DATASET RECORDS:

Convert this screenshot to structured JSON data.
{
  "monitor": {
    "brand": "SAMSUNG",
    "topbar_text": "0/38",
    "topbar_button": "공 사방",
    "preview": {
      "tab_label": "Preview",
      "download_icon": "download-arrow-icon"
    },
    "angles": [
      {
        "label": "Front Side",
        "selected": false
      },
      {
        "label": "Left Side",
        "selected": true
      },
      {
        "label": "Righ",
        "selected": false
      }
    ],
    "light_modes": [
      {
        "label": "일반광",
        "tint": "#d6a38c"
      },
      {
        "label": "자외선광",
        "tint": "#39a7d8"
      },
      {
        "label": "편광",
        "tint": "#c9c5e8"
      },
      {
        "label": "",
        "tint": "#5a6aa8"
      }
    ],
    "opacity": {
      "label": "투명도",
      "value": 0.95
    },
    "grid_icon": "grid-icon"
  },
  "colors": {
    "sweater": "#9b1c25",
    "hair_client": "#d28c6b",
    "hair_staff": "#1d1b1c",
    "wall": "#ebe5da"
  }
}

DIRECTIONS FOR THIS TASK:
Reply with nothing but the number of lines that contain the word "tint".

EXPECTED ANSWER:
4